** Start of Data to use **
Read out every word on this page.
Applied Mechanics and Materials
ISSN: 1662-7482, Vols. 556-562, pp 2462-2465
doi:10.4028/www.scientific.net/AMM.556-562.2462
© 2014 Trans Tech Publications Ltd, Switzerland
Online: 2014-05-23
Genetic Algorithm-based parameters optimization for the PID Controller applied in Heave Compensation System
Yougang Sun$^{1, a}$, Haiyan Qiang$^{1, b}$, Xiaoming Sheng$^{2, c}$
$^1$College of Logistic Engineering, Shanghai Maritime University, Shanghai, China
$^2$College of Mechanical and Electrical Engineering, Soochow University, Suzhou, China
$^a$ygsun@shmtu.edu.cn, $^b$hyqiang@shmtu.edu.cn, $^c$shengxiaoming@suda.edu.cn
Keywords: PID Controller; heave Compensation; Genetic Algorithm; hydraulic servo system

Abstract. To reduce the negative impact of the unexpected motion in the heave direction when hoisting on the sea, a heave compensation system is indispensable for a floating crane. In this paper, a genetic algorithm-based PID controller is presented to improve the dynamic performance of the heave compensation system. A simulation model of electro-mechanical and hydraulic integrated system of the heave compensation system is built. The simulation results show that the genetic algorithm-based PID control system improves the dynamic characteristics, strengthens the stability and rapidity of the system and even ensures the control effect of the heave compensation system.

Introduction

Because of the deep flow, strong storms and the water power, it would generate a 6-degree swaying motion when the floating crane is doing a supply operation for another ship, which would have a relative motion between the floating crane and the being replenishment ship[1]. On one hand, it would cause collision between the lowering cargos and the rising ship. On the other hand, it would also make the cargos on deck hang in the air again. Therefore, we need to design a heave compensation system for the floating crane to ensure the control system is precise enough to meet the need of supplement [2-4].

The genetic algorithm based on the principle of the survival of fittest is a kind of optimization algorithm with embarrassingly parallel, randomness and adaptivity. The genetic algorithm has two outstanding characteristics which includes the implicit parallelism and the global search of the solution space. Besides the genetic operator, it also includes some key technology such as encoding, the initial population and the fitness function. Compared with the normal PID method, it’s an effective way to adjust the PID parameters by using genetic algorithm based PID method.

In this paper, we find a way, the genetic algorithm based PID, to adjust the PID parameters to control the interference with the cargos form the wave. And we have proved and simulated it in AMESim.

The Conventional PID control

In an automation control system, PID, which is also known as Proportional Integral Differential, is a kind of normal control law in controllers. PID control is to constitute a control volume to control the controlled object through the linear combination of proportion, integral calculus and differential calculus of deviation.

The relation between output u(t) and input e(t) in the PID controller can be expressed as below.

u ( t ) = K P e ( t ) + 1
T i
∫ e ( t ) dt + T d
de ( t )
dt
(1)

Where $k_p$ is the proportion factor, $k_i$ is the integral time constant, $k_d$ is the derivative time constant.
** End of Data to use **
• _Set task_
Write the data out again in full and exactly.

• _Result_
Read out every word on this page.
Applied Mechanics and Materials
ISSN: 1662-7482, Vols. 556-562, pp 2462-2465
doi:10.4028/www.scientific.net/AMM.556-562.2462
© 2014 Trans Tech Publications Ltd, Switzerland
Online: 2014-05-23
Genetic Algorithm-based parameters optimization for the PID Controller applied in Heave Compensation System
Yougang Sun$^{1, a}$, Haiyan Qiang$^{1, b}$, Xiaoming Sheng$^{2, c}$
$^1$College of Logistic Engineering, Shanghai Maritime University, Shanghai, China
$^2$College of Mechanical and Electrical Engineering, Soochow University, Suzhou, China
$^a$ygsun@shmtu.edu.cn, $^b$hyqiang@shmtu.edu.cn, $^c$shengxiaoming@suda.edu.cn
Keywords: PID Controller; heave Compensation; Genetic Algorithm; hydraulic servo system

Abstract. To reduce the negative impact of the unexpected motion in the heave direction when hoisting on the sea, a heave compensation system is indispensable for a floating crane. In this paper, a genetic algorithm-based PID controller is presented to improve the dynamic performance of the heave compensation system. A simulation model of electro-mechanical and hydraulic integrated system of the heave compensation system is built. The simulation results show that the genetic algorithm-based PID control system improves the dynamic characteristics, strengthens the stability and rapidity of the system and even ensures the control effect of the heave compensation system.

Introduction

Because of the deep flow, strong storms and the water power, it would generate a 6-degree swaying motion when the floating crane is doing a supply operation for another ship, which would have a relative motion between the floating crane and the being replenishment ship[1]. On one hand, it would cause collision between the lowering cargos and the rising ship. On the other hand, it would also make the cargos on deck hang in the air again. Therefore, we need to design a heave compensation system for the floating crane to ensure the control system is precise enough to meet the need of supplement [2-4].

The genetic algorithm based on the principle of the survival of fittest is a kind of optimization algorithm with embarrassingly parallel, randomness and adaptivity. The genetic algorithm has two outstanding characteristics which includes the implicit parallelism and the global search of the solution space. Besides the genetic operator, it also includes some key technology such as encoding, the initial population and the fitness function. Compared with the normal PID method, it’s an effective way to adjust the PID parameters by using genetic algorithm based PID method.

In this paper, we find a way, the genetic algorithm based PID, to adjust the PID parameters to control the interference with the cargos form the wave. And we have proved and simulated it in AMESim.

The Conventional PID control

In an automation control system, PID, which is also known as Proportional Integral Differential, is a kind of normal control law in controllers. PID control is to constitute a control volume to control the controlled object through the linear combination of proportion, integral calculus and differential calculus of deviation.

The relation between output u(t) and input e(t) in the PID controller can be expressed as below.

u ( t ) = K P e ( t ) + 1
T i
∫ e ( t ) dt + T d
de ( t )
dt
(1)

Where $k_p$ is the proportion factor, $k_i$ is the integral time constant, $k_d$ is the derivative time constant.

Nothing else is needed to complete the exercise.